Material provided:

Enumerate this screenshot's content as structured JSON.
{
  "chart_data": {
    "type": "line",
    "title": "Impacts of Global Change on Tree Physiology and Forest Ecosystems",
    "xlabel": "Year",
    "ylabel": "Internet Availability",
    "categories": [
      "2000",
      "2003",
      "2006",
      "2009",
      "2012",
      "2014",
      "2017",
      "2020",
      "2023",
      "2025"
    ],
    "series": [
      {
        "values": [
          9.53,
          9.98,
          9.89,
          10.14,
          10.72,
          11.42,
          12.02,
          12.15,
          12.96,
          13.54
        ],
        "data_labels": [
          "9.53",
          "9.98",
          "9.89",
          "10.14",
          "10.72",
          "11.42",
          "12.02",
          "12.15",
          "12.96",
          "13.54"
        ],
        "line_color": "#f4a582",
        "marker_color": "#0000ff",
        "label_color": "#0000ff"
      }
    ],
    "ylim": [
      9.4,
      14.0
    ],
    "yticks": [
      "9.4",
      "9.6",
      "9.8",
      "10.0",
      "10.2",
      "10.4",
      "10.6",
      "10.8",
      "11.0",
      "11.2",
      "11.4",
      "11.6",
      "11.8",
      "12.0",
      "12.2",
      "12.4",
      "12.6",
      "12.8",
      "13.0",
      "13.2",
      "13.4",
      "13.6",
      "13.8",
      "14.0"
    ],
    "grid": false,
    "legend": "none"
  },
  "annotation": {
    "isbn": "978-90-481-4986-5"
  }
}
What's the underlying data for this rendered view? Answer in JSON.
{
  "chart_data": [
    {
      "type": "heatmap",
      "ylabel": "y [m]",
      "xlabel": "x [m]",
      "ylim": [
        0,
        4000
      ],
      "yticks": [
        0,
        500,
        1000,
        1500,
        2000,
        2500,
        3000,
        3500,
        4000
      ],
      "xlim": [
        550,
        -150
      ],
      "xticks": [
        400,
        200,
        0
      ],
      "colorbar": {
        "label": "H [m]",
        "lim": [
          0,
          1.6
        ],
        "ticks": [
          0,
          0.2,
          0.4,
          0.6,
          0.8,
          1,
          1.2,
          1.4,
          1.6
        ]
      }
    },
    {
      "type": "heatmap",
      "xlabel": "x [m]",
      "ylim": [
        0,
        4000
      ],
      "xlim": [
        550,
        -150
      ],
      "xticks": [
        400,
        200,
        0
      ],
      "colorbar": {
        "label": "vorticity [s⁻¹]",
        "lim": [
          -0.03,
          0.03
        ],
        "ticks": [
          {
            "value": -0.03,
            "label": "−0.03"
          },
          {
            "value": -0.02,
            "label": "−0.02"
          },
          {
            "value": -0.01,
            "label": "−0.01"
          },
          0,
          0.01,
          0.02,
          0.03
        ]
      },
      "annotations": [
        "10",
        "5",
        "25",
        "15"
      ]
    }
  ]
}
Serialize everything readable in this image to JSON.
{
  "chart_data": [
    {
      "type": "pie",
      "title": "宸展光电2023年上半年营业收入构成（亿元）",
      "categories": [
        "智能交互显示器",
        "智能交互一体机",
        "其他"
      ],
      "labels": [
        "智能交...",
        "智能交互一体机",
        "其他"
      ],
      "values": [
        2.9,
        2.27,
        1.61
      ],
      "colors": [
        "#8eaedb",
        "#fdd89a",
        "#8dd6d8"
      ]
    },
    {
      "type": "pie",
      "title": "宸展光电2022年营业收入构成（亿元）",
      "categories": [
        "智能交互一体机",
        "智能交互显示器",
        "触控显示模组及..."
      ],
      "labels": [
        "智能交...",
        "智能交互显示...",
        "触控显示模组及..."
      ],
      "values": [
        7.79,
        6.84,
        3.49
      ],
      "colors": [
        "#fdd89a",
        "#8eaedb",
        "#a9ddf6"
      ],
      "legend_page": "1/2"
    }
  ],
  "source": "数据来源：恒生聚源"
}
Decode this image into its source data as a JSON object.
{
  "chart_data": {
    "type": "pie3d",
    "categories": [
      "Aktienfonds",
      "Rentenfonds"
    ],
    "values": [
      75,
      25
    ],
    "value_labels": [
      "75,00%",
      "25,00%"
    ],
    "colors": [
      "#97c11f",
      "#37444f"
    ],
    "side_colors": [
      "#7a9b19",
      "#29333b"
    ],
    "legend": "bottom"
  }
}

Required task: Repeat every record, exactly as written.

Completed task:
Enumerate this screenshot's content as structured JSON.
{
  "chart_data": {
    "type": "line",
    "title": "Impacts of Global Change on Tree Physiology and Forest Ecosystems",
    "xlabel": "Year",
    "ylabel": "Internet Availability",
    "categories": [
      "2000",
      "2003",
      "2006",
      "2009",
      "2012",
      "2014",
      "2017",
      "2020",
      "2023",
      "2025"
    ],
    "series": [
      {
        "values": [
          9.53,
          9.98,
          9.89,
          10.14,
          10.72,
          11.42,
          12.02,
          12.15,
          12.96,
          13.54
        ],
        "data_labels": [
          "9.53",
          "9.98",
          "9.89",
          "10.14",
          "10.72",
          "11.42",
          "12.02",
          "12.15",
          "12.96",
          "13.54"
        ],
        "line_color": "#f4a582",
        "marker_color": "#0000ff",
        "label_color": "#0000ff"
      }
    ],
    "ylim": [
      9.4,
      14.0
    ],
    "yticks": [
      "9.4",
      "9.6",
      "9.8",
      "10.0",
      "10.2",
      "10.4",
      "10.6",
      "10.8",
      "11.0",
      "11.2",
      "11.4",
      "11.6",
      "11.8",
      "12.0",
      "12.2",
      "12.4",
      "12.6",
      "12.8",
      "13.0",
      "13.2",
      "13.4",
      "13.6",
      "13.8",
      "14.0"
    ],
    "grid": false,
    "legend": "none"
  },
  "annotation": {
    "isbn": "978-90-481-4986-5"
  }
}
What's the underlying data for this rendered view? Answer in JSON.
{
  "chart_data": [
    {
      "type": "heatmap",
      "ylabel": "y [m]",
      "xlabel": "x [m]",
      "ylim": [
        0,
        4000
      ],
      "yticks": [
        0,
        500,
        1000,
        1500,
        2000,
        2500,
        3000,
        3500,
        4000
      ],
      "xlim": [
        550,
        -150
      ],
      "xticks": [
        400,
        200,
        0
      ],
      "colorbar": {
        "label": "H [m]",
        "lim": [
          0,
          1.6
        ],
        "ticks": [
          0,
          0.2,
          0.4,
          0.6,
          0.8,
          1,
          1.2,
          1.4,
          1.6
        ]
      }
    },
    {
      "type": "heatmap",
      "xlabel": "x [m]",
      "ylim": [
        0,
        4000
      ],
      "xlim": [
        550,
        -150
      ],
      "xticks": [
        400,
        200,
        0
      ],
      "colorbar": {
        "label": "vorticity [s⁻¹]",
        "lim": [
          -0.03,
          0.03
        ],
        "ticks": [
          {
            "value": -0.03,
            "label": "−0.03"
          },
          {
            "value": -0.02,
            "label": "−0.02"
          },
          {
            "value": -0.01,
            "label": "−0.01"
          },
          0,
          0.01,
          0.02,
          0.03
        ]
      },
      "annotations": [
        "10",
        "5",
        "25",
        "15"
      ]
    }
  ]
}
Serialize everything readable in this image to JSON.
{
  "chart_data": [
    {
      "type": "pie",
      "title": "宸展光电2023年上半年营业收入构成（亿元）",
      "categories": [
        "智能交互显示器",
        "智能交互一体机",
        "其他"
      ],
      "labels": [
        "智能交...",
        "智能交互一体机",
        "其他"
      ],
      "values": [
        2.9,
        2.27,
        1.61
      ],
      "colors": [
        "#8eaedb",
        "#fdd89a",
        "#8dd6d8"
      ]
    },
    {
      "type": "pie",
      "title": "宸展光电2022年营业收入构成（亿元）",
      "categories": [
        "智能交互一体机",
        "智能交互显示器",
        "触控显示模组及..."
      ],
      "labels": [
        "智能交...",
        "智能交互显示...",
        "触控显示模组及..."
      ],
      "values": [
        7.79,
        6.84,
        3.49
      ],
      "colors": [
        "#fdd89a",
        "#8eaedb",
        "#a9ddf6"
      ],
      "legend_page": "1/2"
    }
  ],
  "source": "数据来源：恒生聚源"
}
Decode this image into its source data as a JSON object.
{
  "chart_data": {
    "type": "pie3d",
    "categories": [
      "Aktienfonds",
      "Rentenfonds"
    ],
    "values": [
      75,
      25
    ],
    "value_labels": [
      "75,00%",
      "25,00%"
    ],
    "colors": [
      "#97c11f",
      "#37444f"
    ],
    "side_colors": [
      "#7a9b19",
      "#29333b"
    ],
    "legend": "bottom"
  }
}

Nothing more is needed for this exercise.